**Aim of the task:**
Read through the records below and copy each line that uses the word "screenshot".

══ Records provided

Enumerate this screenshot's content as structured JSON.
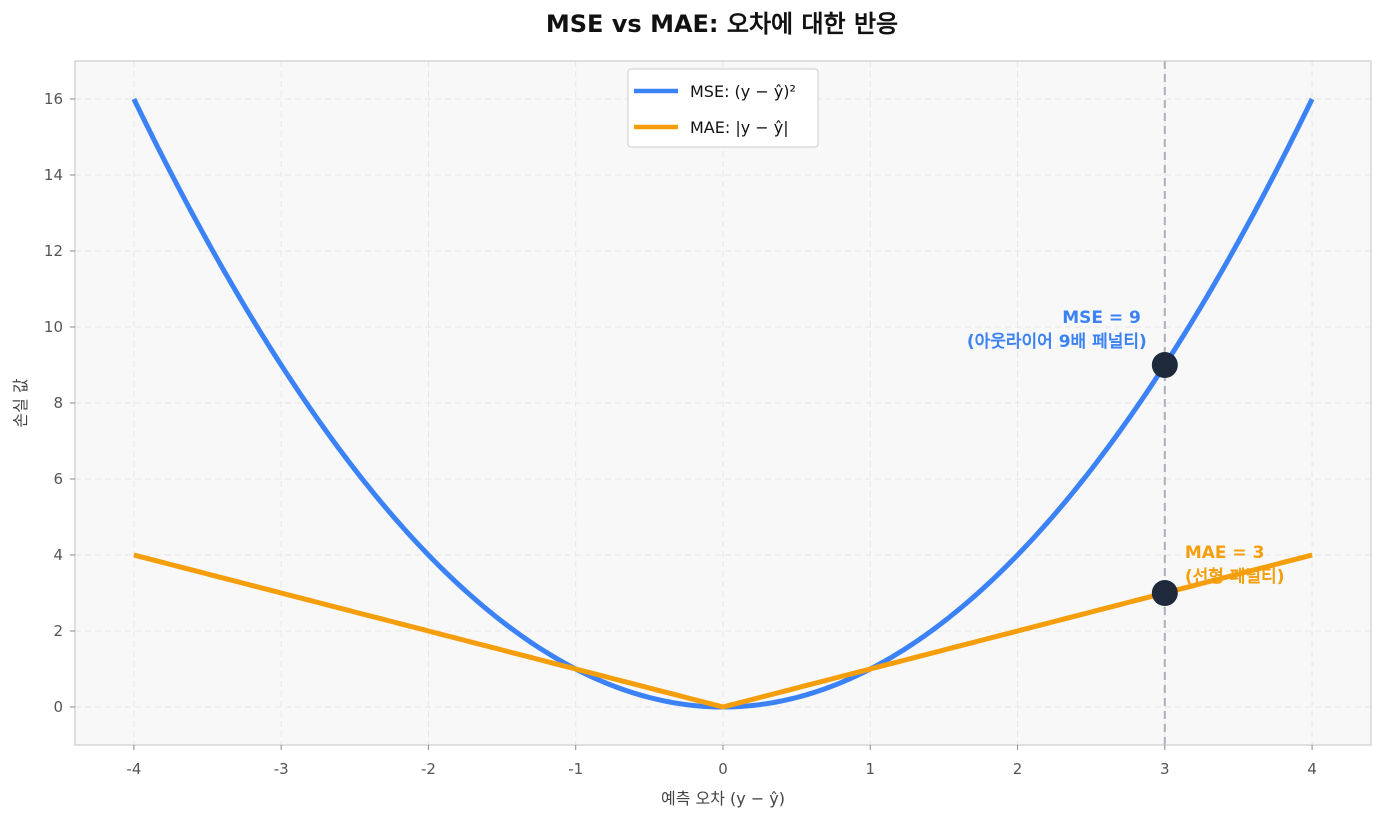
{
  "chart_data": {
    "type": "line",
    "title": "MSE vs MAE: 오차에 대한 반응",
    "xlabel": "예측 오차 (y − ŷ)",
    "ylabel": "손실 값",
    "xlim": [
      -4.4,
      4.4
    ],
    "ylim": [
      -1,
      17
    ],
    "xticks": [
      -4,
      -3,
      -2,
      -1,
      0,
      1,
      2,
      3,
      4
    ],
    "yticks": [
      0,
      2,
      4,
      6,
      8,
      10,
      12,
      14,
      16
    ],
    "grid": true,
    "legend_position": "top-center",
    "series": [
      {
        "name": "MSE: (y − ŷ)²",
        "formula": "square",
        "x_range": [
          -4,
          4
        ],
        "color": "#3b82f6"
      },
      {
        "name": "MAE: |y − ŷ|",
        "formula": "abs",
        "x_range": [
          -4,
          4
        ],
        "color": "#f59e0b"
      }
    ],
    "vline": {
      "x": 3,
      "color": "#aab0bb",
      "style": "dashed"
    },
    "points": [
      {
        "x": 3,
        "y": 9,
        "color": "#1e293b"
      },
      {
        "x": 3,
        "y": 3,
        "color": "#1e293b"
      }
    ],
    "annotations": [
      {
        "lines": [
          "MSE = 9",
          "(아웃라이어 9배 페널티)"
        ],
        "x": 3,
        "y": 9,
        "color": "#3b82f6",
        "align": "end"
      },
      {
        "lines": [
          "MAE = 3",
          "(선형 페널티)"
        ],
        "x": 3,
        "y": 3,
        "color": "#f59e0b",
        "align": "start"
      }
    ],
    "colors": {
      "plot_background": "#f8f8f8",
      "grid": "#e6e6e6",
      "frame": "#cccccc"
    }
  }
}
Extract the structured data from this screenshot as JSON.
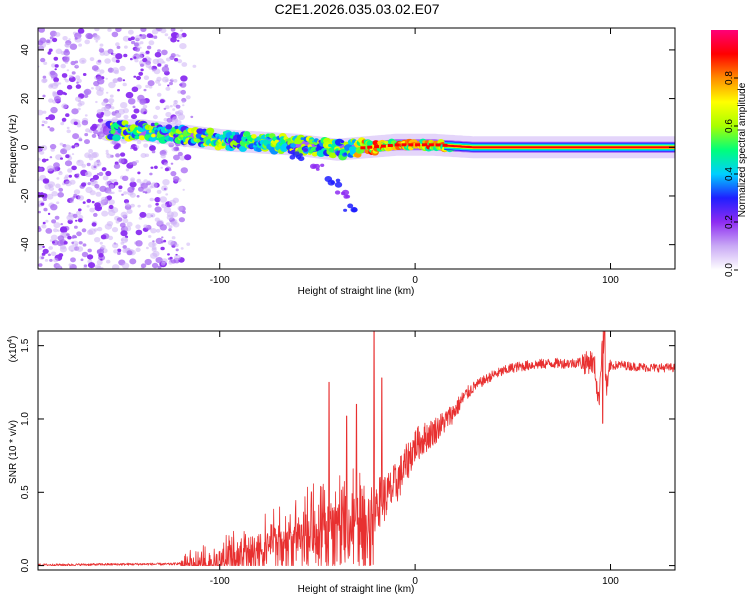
{
  "chart_data": [
    {
      "type": "heatmap",
      "title": "C2E1.2026.035.03.02.E07",
      "xlabel": "Height of straight line (km)",
      "ylabel": "Frequency (Hz)",
      "xlim": [
        -193,
        133
      ],
      "ylim": [
        -50,
        49
      ],
      "xticks": [
        -100,
        0,
        100
      ],
      "yticks": [
        -40,
        -20,
        0,
        20,
        40
      ],
      "colorbar": {
        "label": "Normalized spectral amplitude",
        "range": [
          0.0,
          1.0
        ],
        "ticks": [
          "0.0",
          "0.2",
          "0.4",
          "0.6",
          "0.8"
        ],
        "tick_values": [
          0.0,
          0.2,
          0.4,
          0.6,
          0.8
        ],
        "colors": [
          "#ffffff",
          "#c9a9f5",
          "#8e2cf2",
          "#1f1fff",
          "#00cfff",
          "#00ff7a",
          "#a8ff00",
          "#ffff00",
          "#ff8c00",
          "#ff0000",
          "#ff0078"
        ]
      },
      "features": {
        "noise_region_x": [
          -193,
          -118
        ],
        "main_track": [
          [
            -157,
            7
          ],
          [
            -140,
            7
          ],
          [
            -120,
            5
          ],
          [
            -100,
            3
          ],
          [
            -80,
            2
          ],
          [
            -60,
            1
          ],
          [
            -40,
            -1
          ],
          [
            -25,
            0
          ],
          [
            -10,
            1
          ],
          [
            10,
            1
          ],
          [
            30,
            0
          ],
          [
            60,
            0
          ],
          [
            100,
            0
          ],
          [
            133,
            0
          ]
        ],
        "secondary_track": [
          [
            -60,
            -4
          ],
          [
            -50,
            -8
          ],
          [
            -42,
            -14
          ],
          [
            -37,
            -20
          ],
          [
            -33,
            -25
          ]
        ]
      }
    },
    {
      "type": "line",
      "xlabel": "Height of straight line (km)",
      "ylabel": "SNR (10 * v/v)",
      "multiplier": "(x10",
      "multiplier_exp": "4",
      "xlim": [
        -193,
        133
      ],
      "ylim": [
        -0.03,
        1.6
      ],
      "xticks": [
        -100,
        0,
        100
      ],
      "yticks": [
        0.0,
        0.5,
        1.0,
        1.5
      ],
      "ytick_labels": [
        "0.0",
        "0.5",
        "1.0",
        "1.5"
      ],
      "color": "#e83030",
      "series": [
        {
          "name": "SNR",
          "x": [
            -193,
            -180,
            -160,
            -140,
            -125,
            -115,
            -105,
            -95,
            -85,
            -75,
            -65,
            -55,
            -45,
            -35,
            -28,
            -22,
            -18,
            -14,
            -10,
            -5,
            0,
            5,
            10,
            15,
            20,
            25,
            30,
            40,
            50,
            60,
            70,
            80,
            85,
            88,
            90,
            92,
            94,
            96,
            98,
            100,
            105,
            110,
            120,
            133
          ],
          "values": [
            0.005,
            0.005,
            0.008,
            0.01,
            0.01,
            0.02,
            0.04,
            0.08,
            0.14,
            0.2,
            0.26,
            0.3,
            0.33,
            0.36,
            0.4,
            0.42,
            0.44,
            0.48,
            0.55,
            0.68,
            0.82,
            0.87,
            0.92,
            0.98,
            1.05,
            1.15,
            1.22,
            1.3,
            1.35,
            1.37,
            1.38,
            1.38,
            1.39,
            1.38,
            1.4,
            1.35,
            1.1,
            1.6,
            1.2,
            1.36,
            1.37,
            1.36,
            1.35,
            1.35
          ]
        }
      ],
      "spikes": [
        {
          "x": -44,
          "value": 1.25
        },
        {
          "x": -35,
          "value": 1.02
        },
        {
          "x": -30,
          "value": 1.1
        },
        {
          "x": -21,
          "value": 1.6
        },
        {
          "x": -17,
          "value": 1.28
        },
        {
          "x": 97,
          "value": 1.6
        },
        {
          "x": 96,
          "value": 0.97
        }
      ]
    }
  ]
}
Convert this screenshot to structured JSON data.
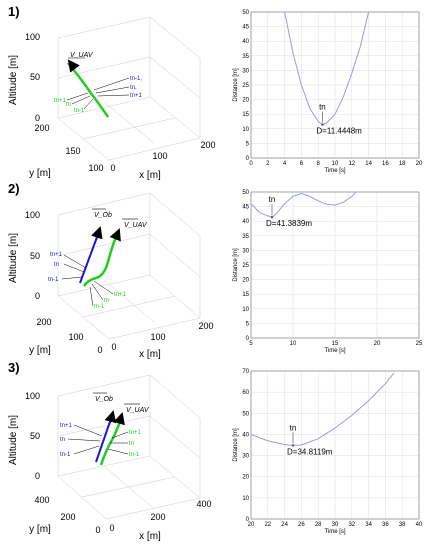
{
  "panels": [
    {
      "label": "1)",
      "view3d": {
        "zlabel": "Altitude [m]",
        "ylabel": "y [m]",
        "xlabel": "x [m]",
        "zticks": [
          "100",
          "50",
          "0"
        ],
        "yticks": [
          "200",
          "150",
          "100"
        ],
        "xticks": [
          "0",
          "100",
          "200"
        ],
        "uav_label": "V_UAV",
        "green_labels": [
          "tn+1",
          "tn",
          "tn-1"
        ],
        "blue_labels": [
          "tn-1,",
          "tn,",
          "tn+1"
        ]
      }
    },
    {
      "label": "2)",
      "view3d": {
        "zlabel": "Altitude [m]",
        "ylabel": "y [m]",
        "xlabel": "x [m]",
        "zticks": [
          "100",
          "50",
          "0"
        ],
        "yticks": [
          "200",
          "100",
          "0"
        ],
        "xticks": [
          "0",
          "100",
          "200"
        ],
        "ob_label": "V_Ob",
        "uav_label": "V_UAV",
        "blue_labels": [
          "tn+1",
          "tn",
          "tn-1"
        ],
        "green_labels": [
          "tn+1",
          "tn",
          "tn-1"
        ]
      }
    },
    {
      "label": "3)",
      "view3d": {
        "zlabel": "Altitude [m]",
        "ylabel": "y [m]",
        "xlabel": "x [m]",
        "zticks": [
          "100",
          "50",
          "0"
        ],
        "yticks": [
          "400",
          "200",
          "0"
        ],
        "xticks": [
          "0",
          "200",
          "400"
        ],
        "ob_label": "V_Ob",
        "uav_label": "V_UAV",
        "blue_labels": [
          "tn+1",
          "tn",
          "tn-1"
        ],
        "green_labels": [
          "tn+1",
          "tn",
          "tn-1"
        ]
      }
    }
  ],
  "chart_data": [
    {
      "type": "line",
      "xlabel": "Time [s]",
      "ylabel": "Distance [m]",
      "xlim": [
        0,
        20
      ],
      "ylim": [
        0,
        50
      ],
      "xticks": [
        0,
        2,
        4,
        6,
        8,
        10,
        12,
        14,
        16,
        18,
        20
      ],
      "yticks": [
        0,
        5,
        10,
        15,
        20,
        25,
        30,
        35,
        40,
        45,
        50
      ],
      "grid": true,
      "x": [
        4,
        5,
        6,
        7,
        8,
        8.5,
        9,
        10,
        11,
        12,
        13,
        14
      ],
      "y": [
        50,
        36,
        25,
        17,
        12.5,
        11.4448,
        12,
        15,
        21,
        29,
        38,
        50
      ],
      "annotation": {
        "text": "tn",
        "value_text": "D=11.4448m",
        "x": 8.5,
        "y": 11.4448
      }
    },
    {
      "type": "line",
      "xlabel": "Time [s]",
      "ylabel": "Distance [m]",
      "xlim": [
        5,
        25
      ],
      "ylim": [
        0,
        50
      ],
      "xticks": [
        5,
        10,
        15,
        20,
        25
      ],
      "yticks": [
        0,
        5,
        10,
        15,
        20,
        25,
        30,
        35,
        40,
        45,
        50
      ],
      "grid": true,
      "x": [
        5,
        6,
        7,
        7.5,
        8,
        9,
        10,
        11,
        12,
        13,
        14,
        15,
        16,
        17,
        17.5
      ],
      "y": [
        46,
        43,
        41.8,
        41.3839,
        42.5,
        46,
        48.5,
        49.5,
        48.5,
        47,
        45.8,
        45.5,
        46.5,
        48.5,
        50
      ],
      "annotation": {
        "text": "tn",
        "value_text": "D=41.3839m",
        "x": 7.5,
        "y": 41.3839
      }
    },
    {
      "type": "line",
      "xlabel": "Time [s]",
      "ylabel": "Distance [m]",
      "xlim": [
        20,
        40
      ],
      "ylim": [
        0,
        70
      ],
      "xticks": [
        20,
        22,
        24,
        26,
        28,
        30,
        32,
        34,
        36,
        38,
        40
      ],
      "yticks": [
        0,
        10,
        20,
        30,
        40,
        50,
        60,
        70
      ],
      "grid": true,
      "x": [
        20,
        22,
        24,
        25,
        26,
        28,
        30,
        32,
        34,
        36,
        37
      ],
      "y": [
        40,
        37,
        35.2,
        34.8119,
        35,
        38,
        43,
        49,
        56,
        64,
        69
      ],
      "annotation": {
        "text": "tn",
        "value_text": "D=34.8119m",
        "x": 25,
        "y": 34.8119
      }
    }
  ],
  "colors": {
    "curve": "#9a9ae6",
    "green": "#22cc22",
    "blue": "#1a1acc",
    "grid": "#dddddd"
  }
}
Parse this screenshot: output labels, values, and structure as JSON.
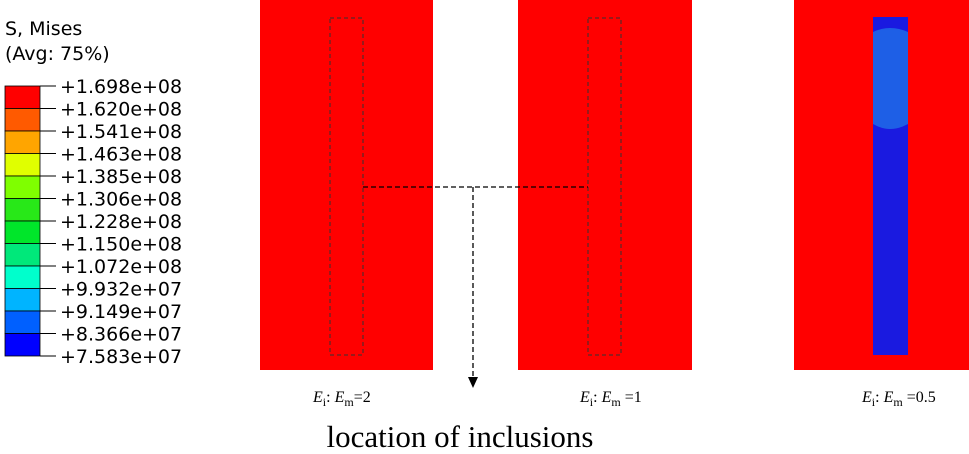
{
  "legend": {
    "title": [
      "S, Mises",
      "(Avg: 75%)"
    ],
    "labels": [
      "+1.698e+08",
      "+1.620e+08",
      "+1.541e+08",
      "+1.463e+08",
      "+1.385e+08",
      "+1.306e+08",
      "+1.228e+08",
      "+1.150e+08",
      "+1.072e+08",
      "+9.932e+07",
      "+9.149e+07",
      "+8.366e+07",
      "+7.583e+07"
    ],
    "colors": [
      "#ff0000",
      "#ff5a00",
      "#ffa500",
      "#e0ff00",
      "#7fff00",
      "#28e818",
      "#00e62a",
      "#00e87a",
      "#00ffcc",
      "#00b4ff",
      "#0060ff",
      "#0000ff"
    ]
  },
  "panels": [
    {
      "caption": {
        "e1": "E",
        "s1": "i",
        "mid": ": ",
        "e2": "E",
        "s2": "m",
        "rest": "=2"
      }
    },
    {
      "caption": {
        "e1": "E",
        "s1": "i",
        "mid": ": ",
        "e2": "E",
        "s2": "m",
        "rest": " =1"
      }
    },
    {
      "caption": {
        "e1": "E",
        "s1": "i",
        "mid": ": ",
        "e2": "E",
        "s2": "m",
        "rest": " =0.5"
      }
    }
  ],
  "annotation": "location of inclusions"
}
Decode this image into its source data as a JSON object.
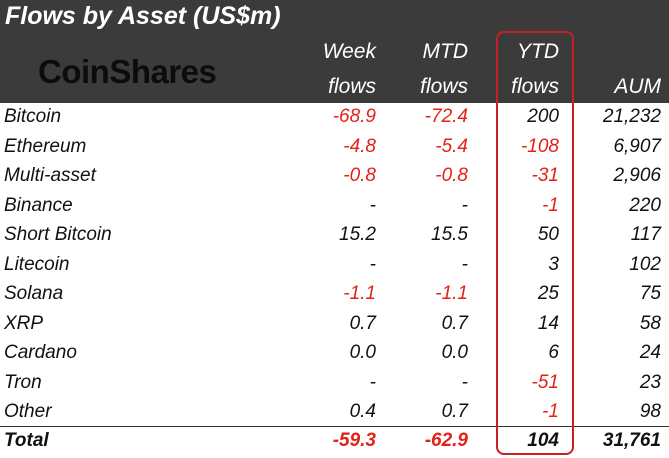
{
  "title": "Flows by Asset (US$m)",
  "logo_text": "CoinShares",
  "columns": [
    {
      "line1": "Week",
      "line2": "flows"
    },
    {
      "line1": "MTD",
      "line2": "flows"
    },
    {
      "line1": "YTD",
      "line2": "flows"
    },
    {
      "line1": "",
      "line2": "AUM"
    }
  ],
  "rows": [
    {
      "name": "Bitcoin",
      "week": "-68.9",
      "mtd": "-72.4",
      "ytd": "200",
      "aum": "21,232"
    },
    {
      "name": "Ethereum",
      "week": "-4.8",
      "mtd": "-5.4",
      "ytd": "-108",
      "aum": "6,907"
    },
    {
      "name": "Multi-asset",
      "week": "-0.8",
      "mtd": "-0.8",
      "ytd": "-31",
      "aum": "2,906"
    },
    {
      "name": "Binance",
      "week": "-",
      "mtd": "-",
      "ytd": "-1",
      "aum": "220"
    },
    {
      "name": "Short Bitcoin",
      "week": "15.2",
      "mtd": "15.5",
      "ytd": "50",
      "aum": "117"
    },
    {
      "name": "Litecoin",
      "week": "-",
      "mtd": "-",
      "ytd": "3",
      "aum": "102"
    },
    {
      "name": "Solana",
      "week": "-1.1",
      "mtd": "-1.1",
      "ytd": "25",
      "aum": "75"
    },
    {
      "name": "XRP",
      "week": "0.7",
      "mtd": "0.7",
      "ytd": "14",
      "aum": "58"
    },
    {
      "name": "Cardano",
      "week": "0.0",
      "mtd": "0.0",
      "ytd": "6",
      "aum": "24"
    },
    {
      "name": "Tron",
      "week": "-",
      "mtd": "-",
      "ytd": "-51",
      "aum": "23"
    },
    {
      "name": "Other",
      "week": "0.4",
      "mtd": "0.7",
      "ytd": "-1",
      "aum": "98"
    }
  ],
  "total": {
    "name": "Total",
    "week": "-59.3",
    "mtd": "-62.9",
    "ytd": "104",
    "aum": "31,761"
  },
  "colors": {
    "header_bg": "#3b3b3b",
    "negative": "#e32119",
    "highlight_box": "#c71f24"
  }
}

════

**Result:**
Enumerate this screenshot's content as structured JSON.
Extract the structured data from this screenshot as JSON.
Convert this screenshot to structured JSON data.
Parse this screenshot: output labels, values, and structure as JSON.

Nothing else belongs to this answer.